(begin)

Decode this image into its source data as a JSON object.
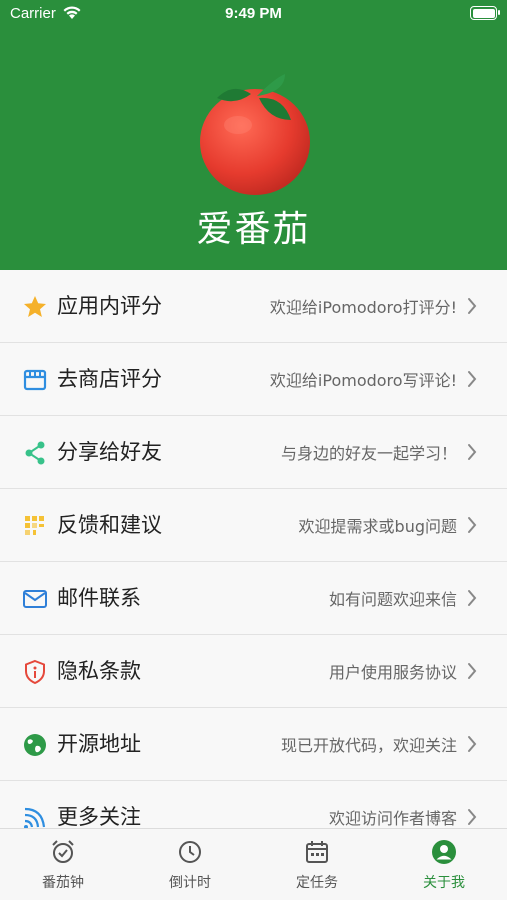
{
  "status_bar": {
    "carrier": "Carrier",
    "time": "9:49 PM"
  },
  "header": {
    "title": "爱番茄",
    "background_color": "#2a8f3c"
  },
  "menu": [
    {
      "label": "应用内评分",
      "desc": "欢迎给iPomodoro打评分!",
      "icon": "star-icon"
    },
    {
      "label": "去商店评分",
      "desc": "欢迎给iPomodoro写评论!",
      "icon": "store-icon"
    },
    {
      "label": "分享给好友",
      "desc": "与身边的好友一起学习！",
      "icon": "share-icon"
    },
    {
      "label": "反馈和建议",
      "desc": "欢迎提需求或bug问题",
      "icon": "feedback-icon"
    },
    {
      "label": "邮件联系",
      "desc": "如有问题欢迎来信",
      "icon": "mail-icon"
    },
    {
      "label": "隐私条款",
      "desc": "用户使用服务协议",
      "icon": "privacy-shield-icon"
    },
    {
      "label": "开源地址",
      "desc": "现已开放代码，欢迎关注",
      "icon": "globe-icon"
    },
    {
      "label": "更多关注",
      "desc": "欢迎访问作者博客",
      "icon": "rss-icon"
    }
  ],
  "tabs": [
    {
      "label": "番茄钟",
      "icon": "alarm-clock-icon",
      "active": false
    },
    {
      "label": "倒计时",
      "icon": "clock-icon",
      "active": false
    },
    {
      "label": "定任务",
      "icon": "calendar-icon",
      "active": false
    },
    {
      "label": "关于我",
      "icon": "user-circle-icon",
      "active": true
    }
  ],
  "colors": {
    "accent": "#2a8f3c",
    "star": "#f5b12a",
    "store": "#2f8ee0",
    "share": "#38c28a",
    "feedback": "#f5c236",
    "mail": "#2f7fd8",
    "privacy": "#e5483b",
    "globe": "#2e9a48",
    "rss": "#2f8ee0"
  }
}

(end)

Set task
Word for word, quote the lines above. Omit the pictures.

Reply to the task
Decode this image into its source data as a JSON object.
{
  "status_bar": {
    "carrier": "Carrier",
    "time": "9:49 PM"
  },
  "header": {
    "title": "爱番茄",
    "background_color": "#2a8f3c"
  },
  "menu": [
    {
      "label": "应用内评分",
      "desc": "欢迎给iPomodoro打评分!",
      "icon": "star-icon"
    },
    {
      "label": "去商店评分",
      "desc": "欢迎给iPomodoro写评论!",
      "icon": "store-icon"
    },
    {
      "label": "分享给好友",
      "desc": "与身边的好友一起学习！",
      "icon": "share-icon"
    },
    {
      "label": "反馈和建议",
      "desc": "欢迎提需求或bug问题",
      "icon": "feedback-icon"
    },
    {
      "label": "邮件联系",
      "desc": "如有问题欢迎来信",
      "icon": "mail-icon"
    },
    {
      "label": "隐私条款",
      "desc": "用户使用服务协议",
      "icon": "privacy-shield-icon"
    },
    {
      "label": "开源地址",
      "desc": "现已开放代码，欢迎关注",
      "icon": "globe-icon"
    },
    {
      "label": "更多关注",
      "desc": "欢迎访问作者博客",
      "icon": "rss-icon"
    }
  ],
  "tabs": [
    {
      "label": "番茄钟",
      "icon": "alarm-clock-icon",
      "active": false
    },
    {
      "label": "倒计时",
      "icon": "clock-icon",
      "active": false
    },
    {
      "label": "定任务",
      "icon": "calendar-icon",
      "active": false
    },
    {
      "label": "关于我",
      "icon": "user-circle-icon",
      "active": true
    }
  ],
  "colors": {
    "accent": "#2a8f3c",
    "star": "#f5b12a",
    "store": "#2f8ee0",
    "share": "#38c28a",
    "feedback": "#f5c236",
    "mail": "#2f7fd8",
    "privacy": "#e5483b",
    "globe": "#2e9a48",
    "rss": "#2f8ee0"
  }
}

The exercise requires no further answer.